■ **PROBLEM STATEMENT**
Repeat every entry word for word, skipping the pictures.

(Items from a figure collection)

****

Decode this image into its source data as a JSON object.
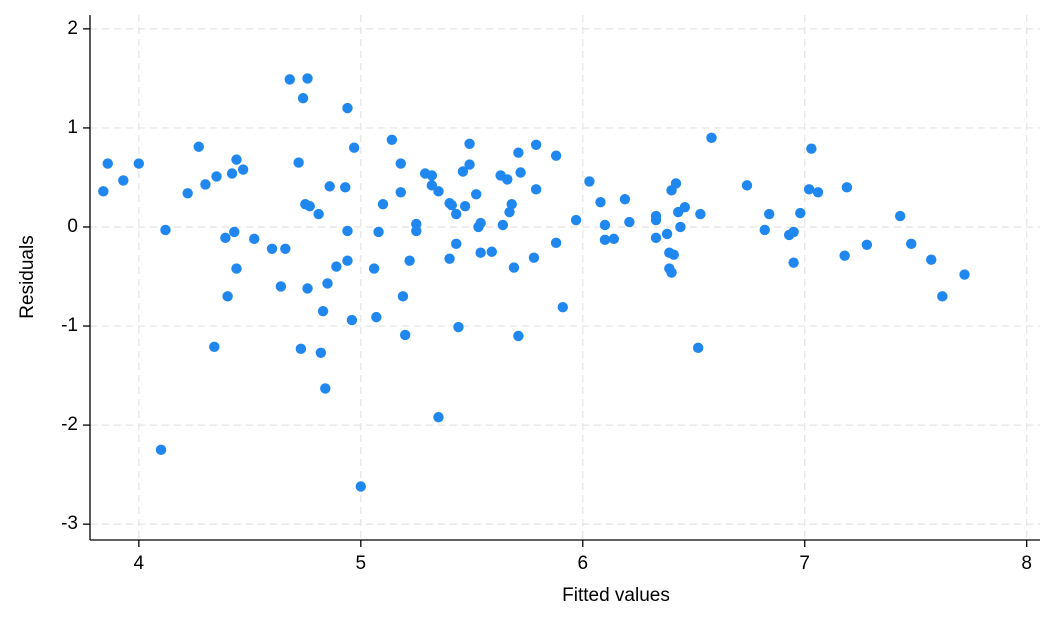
{
  "chart_data": {
    "type": "scatter",
    "x_label": "Fitted values",
    "y_label": "Residuals",
    "color": "#1f87ee",
    "grid": true,
    "xlim": [
      3.78,
      8.06
    ],
    "ylim": [
      -3.16,
      2.14
    ],
    "xticks": [
      4,
      5,
      6,
      7,
      8
    ],
    "yticks": [
      -3,
      -2,
      -1,
      0,
      1,
      2
    ],
    "x": [
      3.84,
      3.86,
      3.93,
      4.0,
      4.1,
      4.12,
      4.22,
      4.27,
      4.3,
      4.34,
      4.35,
      4.39,
      4.4,
      4.42,
      4.43,
      4.44,
      4.44,
      4.47,
      4.52,
      4.6,
      4.64,
      4.66,
      4.68,
      4.72,
      4.73,
      4.74,
      4.75,
      4.76,
      4.76,
      4.77,
      4.81,
      4.82,
      4.83,
      4.84,
      4.85,
      4.86,
      4.89,
      4.93,
      4.94,
      4.94,
      4.94,
      4.96,
      4.97,
      5.0,
      5.06,
      5.07,
      5.08,
      5.1,
      5.14,
      5.18,
      5.18,
      5.19,
      5.2,
      5.22,
      5.25,
      5.25,
      5.29,
      5.32,
      5.32,
      5.35,
      5.35,
      5.4,
      5.4,
      5.41,
      5.43,
      5.43,
      5.44,
      5.46,
      5.47,
      5.49,
      5.49,
      5.52,
      5.53,
      5.54,
      5.54,
      5.59,
      5.63,
      5.64,
      5.66,
      5.67,
      5.68,
      5.69,
      5.71,
      5.71,
      5.72,
      5.78,
      5.79,
      5.79,
      5.88,
      5.88,
      5.91,
      5.97,
      6.03,
      6.08,
      6.1,
      6.1,
      6.14,
      6.19,
      6.21,
      6.33,
      6.33,
      6.33,
      6.38,
      6.39,
      6.39,
      6.4,
      6.4,
      6.41,
      6.42,
      6.43,
      6.44,
      6.46,
      6.52,
      6.53,
      6.58,
      6.74,
      6.82,
      6.84,
      6.93,
      6.95,
      6.95,
      6.98,
      7.02,
      7.03,
      7.06,
      7.18,
      7.19,
      7.28,
      7.43,
      7.48,
      7.57,
      7.62,
      7.72
    ],
    "values": [
      0.36,
      0.64,
      0.47,
      0.64,
      -2.25,
      -0.03,
      0.34,
      0.81,
      0.43,
      -1.21,
      0.51,
      -0.11,
      -0.7,
      0.54,
      -0.05,
      0.68,
      -0.42,
      0.58,
      -0.12,
      -0.22,
      -0.6,
      -0.22,
      1.49,
      0.65,
      -1.23,
      1.3,
      0.23,
      -0.62,
      1.5,
      0.21,
      0.13,
      -1.27,
      -0.85,
      -1.63,
      -0.57,
      0.41,
      -0.4,
      0.4,
      1.2,
      -0.04,
      -0.34,
      -0.94,
      0.8,
      -2.62,
      -0.42,
      -0.91,
      -0.05,
      0.23,
      0.88,
      0.64,
      0.35,
      -0.7,
      -1.09,
      -0.34,
      0.03,
      -0.04,
      0.54,
      0.42,
      0.52,
      0.36,
      -1.92,
      -0.32,
      0.24,
      0.22,
      0.13,
      -0.17,
      -1.01,
      0.56,
      0.21,
      0.84,
      0.63,
      0.33,
      0.0,
      0.04,
      -0.26,
      -0.25,
      0.52,
      0.02,
      0.48,
      0.15,
      0.23,
      -0.41,
      -1.1,
      0.75,
      0.55,
      -0.31,
      0.83,
      0.38,
      -0.16,
      0.72,
      -0.81,
      0.07,
      0.46,
      0.25,
      0.02,
      -0.13,
      -0.12,
      0.28,
      0.05,
      0.11,
      -0.11,
      0.07,
      -0.07,
      -0.42,
      -0.26,
      -0.46,
      0.37,
      -0.28,
      0.44,
      0.15,
      0.0,
      0.2,
      -1.22,
      0.13,
      0.9,
      0.42,
      -0.03,
      0.13,
      -0.08,
      -0.05,
      -0.36,
      0.14,
      0.38,
      0.79,
      0.35,
      -0.29,
      0.4,
      -0.18,
      0.11,
      -0.17,
      -0.33,
      -0.7,
      -0.48
    ]
  }
}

****

■ **TASK RESULT**
Decode this image into its source data as a JSON object.
{
  "chart_data": {
    "type": "scatter",
    "x_label": "Fitted values",
    "y_label": "Residuals",
    "color": "#1f87ee",
    "grid": true,
    "xlim": [
      3.78,
      8.06
    ],
    "ylim": [
      -3.16,
      2.14
    ],
    "xticks": [
      4,
      5,
      6,
      7,
      8
    ],
    "yticks": [
      -3,
      -2,
      -1,
      0,
      1,
      2
    ],
    "x": [
      3.84,
      3.86,
      3.93,
      4.0,
      4.1,
      4.12,
      4.22,
      4.27,
      4.3,
      4.34,
      4.35,
      4.39,
      4.4,
      4.42,
      4.43,
      4.44,
      4.44,
      4.47,
      4.52,
      4.6,
      4.64,
      4.66,
      4.68,
      4.72,
      4.73,
      4.74,
      4.75,
      4.76,
      4.76,
      4.77,
      4.81,
      4.82,
      4.83,
      4.84,
      4.85,
      4.86,
      4.89,
      4.93,
      4.94,
      4.94,
      4.94,
      4.96,
      4.97,
      5.0,
      5.06,
      5.07,
      5.08,
      5.1,
      5.14,
      5.18,
      5.18,
      5.19,
      5.2,
      5.22,
      5.25,
      5.25,
      5.29,
      5.32,
      5.32,
      5.35,
      5.35,
      5.4,
      5.4,
      5.41,
      5.43,
      5.43,
      5.44,
      5.46,
      5.47,
      5.49,
      5.49,
      5.52,
      5.53,
      5.54,
      5.54,
      5.59,
      5.63,
      5.64,
      5.66,
      5.67,
      5.68,
      5.69,
      5.71,
      5.71,
      5.72,
      5.78,
      5.79,
      5.79,
      5.88,
      5.88,
      5.91,
      5.97,
      6.03,
      6.08,
      6.1,
      6.1,
      6.14,
      6.19,
      6.21,
      6.33,
      6.33,
      6.33,
      6.38,
      6.39,
      6.39,
      6.4,
      6.4,
      6.41,
      6.42,
      6.43,
      6.44,
      6.46,
      6.52,
      6.53,
      6.58,
      6.74,
      6.82,
      6.84,
      6.93,
      6.95,
      6.95,
      6.98,
      7.02,
      7.03,
      7.06,
      7.18,
      7.19,
      7.28,
      7.43,
      7.48,
      7.57,
      7.62,
      7.72
    ],
    "values": [
      0.36,
      0.64,
      0.47,
      0.64,
      -2.25,
      -0.03,
      0.34,
      0.81,
      0.43,
      -1.21,
      0.51,
      -0.11,
      -0.7,
      0.54,
      -0.05,
      0.68,
      -0.42,
      0.58,
      -0.12,
      -0.22,
      -0.6,
      -0.22,
      1.49,
      0.65,
      -1.23,
      1.3,
      0.23,
      -0.62,
      1.5,
      0.21,
      0.13,
      -1.27,
      -0.85,
      -1.63,
      -0.57,
      0.41,
      -0.4,
      0.4,
      1.2,
      -0.04,
      -0.34,
      -0.94,
      0.8,
      -2.62,
      -0.42,
      -0.91,
      -0.05,
      0.23,
      0.88,
      0.64,
      0.35,
      -0.7,
      -1.09,
      -0.34,
      0.03,
      -0.04,
      0.54,
      0.42,
      0.52,
      0.36,
      -1.92,
      -0.32,
      0.24,
      0.22,
      0.13,
      -0.17,
      -1.01,
      0.56,
      0.21,
      0.84,
      0.63,
      0.33,
      0.0,
      0.04,
      -0.26,
      -0.25,
      0.52,
      0.02,
      0.48,
      0.15,
      0.23,
      -0.41,
      -1.1,
      0.75,
      0.55,
      -0.31,
      0.83,
      0.38,
      -0.16,
      0.72,
      -0.81,
      0.07,
      0.46,
      0.25,
      0.02,
      -0.13,
      -0.12,
      0.28,
      0.05,
      0.11,
      -0.11,
      0.07,
      -0.07,
      -0.42,
      -0.26,
      -0.46,
      0.37,
      -0.28,
      0.44,
      0.15,
      0.0,
      0.2,
      -1.22,
      0.13,
      0.9,
      0.42,
      -0.03,
      0.13,
      -0.08,
      -0.05,
      -0.36,
      0.14,
      0.38,
      0.79,
      0.35,
      -0.29,
      0.4,
      -0.18,
      0.11,
      -0.17,
      -0.33,
      -0.7,
      -0.48
    ]
  }
}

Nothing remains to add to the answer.